▶ **Challenge**
Print every entry exactly as written.

[Records about charts and figures]
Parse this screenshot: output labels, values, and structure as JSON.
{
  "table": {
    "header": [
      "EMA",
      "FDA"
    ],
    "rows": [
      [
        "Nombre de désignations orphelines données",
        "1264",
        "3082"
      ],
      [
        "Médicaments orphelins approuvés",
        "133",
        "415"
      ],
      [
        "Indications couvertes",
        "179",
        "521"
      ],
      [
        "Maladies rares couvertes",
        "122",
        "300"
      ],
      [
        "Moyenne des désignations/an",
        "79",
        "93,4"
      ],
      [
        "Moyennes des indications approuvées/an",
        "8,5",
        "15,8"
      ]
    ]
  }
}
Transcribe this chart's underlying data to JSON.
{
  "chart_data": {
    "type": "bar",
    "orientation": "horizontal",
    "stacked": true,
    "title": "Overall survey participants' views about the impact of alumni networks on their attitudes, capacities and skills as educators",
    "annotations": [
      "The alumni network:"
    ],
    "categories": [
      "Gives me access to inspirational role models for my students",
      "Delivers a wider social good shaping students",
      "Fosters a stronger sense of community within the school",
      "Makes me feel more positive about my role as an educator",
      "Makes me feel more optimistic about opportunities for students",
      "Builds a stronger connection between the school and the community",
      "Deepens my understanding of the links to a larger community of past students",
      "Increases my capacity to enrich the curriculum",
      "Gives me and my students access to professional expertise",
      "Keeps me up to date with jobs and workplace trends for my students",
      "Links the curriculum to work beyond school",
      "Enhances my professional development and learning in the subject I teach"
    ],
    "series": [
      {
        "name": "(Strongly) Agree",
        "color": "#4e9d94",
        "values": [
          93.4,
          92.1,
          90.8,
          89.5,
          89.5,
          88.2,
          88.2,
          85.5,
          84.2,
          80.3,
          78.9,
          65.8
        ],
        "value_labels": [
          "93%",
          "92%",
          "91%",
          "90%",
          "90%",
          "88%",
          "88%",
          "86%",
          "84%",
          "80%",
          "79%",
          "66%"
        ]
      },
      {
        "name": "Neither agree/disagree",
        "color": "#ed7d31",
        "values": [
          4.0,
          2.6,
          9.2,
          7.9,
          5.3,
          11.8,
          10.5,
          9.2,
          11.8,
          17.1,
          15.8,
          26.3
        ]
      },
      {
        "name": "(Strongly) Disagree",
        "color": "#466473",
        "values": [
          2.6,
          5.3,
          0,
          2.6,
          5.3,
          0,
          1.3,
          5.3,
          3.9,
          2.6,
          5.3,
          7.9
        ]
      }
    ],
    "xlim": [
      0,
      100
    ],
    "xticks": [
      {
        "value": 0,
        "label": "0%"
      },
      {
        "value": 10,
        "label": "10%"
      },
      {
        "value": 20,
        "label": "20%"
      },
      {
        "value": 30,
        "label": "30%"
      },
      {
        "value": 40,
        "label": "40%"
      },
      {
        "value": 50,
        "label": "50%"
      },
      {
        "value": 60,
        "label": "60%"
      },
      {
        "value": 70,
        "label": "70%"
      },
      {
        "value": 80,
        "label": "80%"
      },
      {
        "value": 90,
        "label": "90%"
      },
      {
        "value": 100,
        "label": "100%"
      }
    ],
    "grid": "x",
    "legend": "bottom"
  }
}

▶ **Response to the task**
Parse this screenshot: output labels, values, and structure as JSON.
{
  "table": {
    "header": [
      "EMA",
      "FDA"
    ],
    "rows": [
      [
        "Nombre de désignations orphelines données",
        "1264",
        "3082"
      ],
      [
        "Médicaments orphelins approuvés",
        "133",
        "415"
      ],
      [
        "Indications couvertes",
        "179",
        "521"
      ],
      [
        "Maladies rares couvertes",
        "122",
        "300"
      ],
      [
        "Moyenne des désignations/an",
        "79",
        "93,4"
      ],
      [
        "Moyennes des indications approuvées/an",
        "8,5",
        "15,8"
      ]
    ]
  }
}
Transcribe this chart's underlying data to JSON.
{
  "chart_data": {
    "type": "bar",
    "orientation": "horizontal",
    "stacked": true,
    "title": "Overall survey participants' views about the impact of alumni networks on their attitudes, capacities and skills as educators",
    "annotations": [
      "The alumni network:"
    ],
    "categories": [
      "Gives me access to inspirational role models for my students",
      "Delivers a wider social good shaping students",
      "Fosters a stronger sense of community within the school",
      "Makes me feel more positive about my role as an educator",
      "Makes me feel more optimistic about opportunities for students",
      "Builds a stronger connection between the school and the community",
      "Deepens my understanding of the links to a larger community of past students",
      "Increases my capacity to enrich the curriculum",
      "Gives me and my students access to professional expertise",
      "Keeps me up to date with jobs and workplace trends for my students",
      "Links the curriculum to work beyond school",
      "Enhances my professional development and learning in the subject I teach"
    ],
    "series": [
      {
        "name": "(Strongly) Agree",
        "color": "#4e9d94",
        "values": [
          93.4,
          92.1,
          90.8,
          89.5,
          89.5,
          88.2,
          88.2,
          85.5,
          84.2,
          80.3,
          78.9,
          65.8
        ],
        "value_labels": [
          "93%",
          "92%",
          "91%",
          "90%",
          "90%",
          "88%",
          "88%",
          "86%",
          "84%",
          "80%",
          "79%",
          "66%"
        ]
      },
      {
        "name": "Neither agree/disagree",
        "color": "#ed7d31",
        "values": [
          4.0,
          2.6,
          9.2,
          7.9,
          5.3,
          11.8,
          10.5,
          9.2,
          11.8,
          17.1,
          15.8,
          26.3
        ]
      },
      {
        "name": "(Strongly) Disagree",
        "color": "#466473",
        "values": [
          2.6,
          5.3,
          0,
          2.6,
          5.3,
          0,
          1.3,
          5.3,
          3.9,
          2.6,
          5.3,
          7.9
        ]
      }
    ],
    "xlim": [
      0,
      100
    ],
    "xticks": [
      {
        "value": 0,
        "label": "0%"
      },
      {
        "value": 10,
        "label": "10%"
      },
      {
        "value": 20,
        "label": "20%"
      },
      {
        "value": 30,
        "label": "30%"
      },
      {
        "value": 40,
        "label": "40%"
      },
      {
        "value": 50,
        "label": "50%"
      },
      {
        "value": 60,
        "label": "60%"
      },
      {
        "value": 70,
        "label": "70%"
      },
      {
        "value": 80,
        "label": "80%"
      },
      {
        "value": 90,
        "label": "90%"
      },
      {
        "value": 100,
        "label": "100%"
      }
    ],
    "grid": "x",
    "legend": "bottom"
  }
}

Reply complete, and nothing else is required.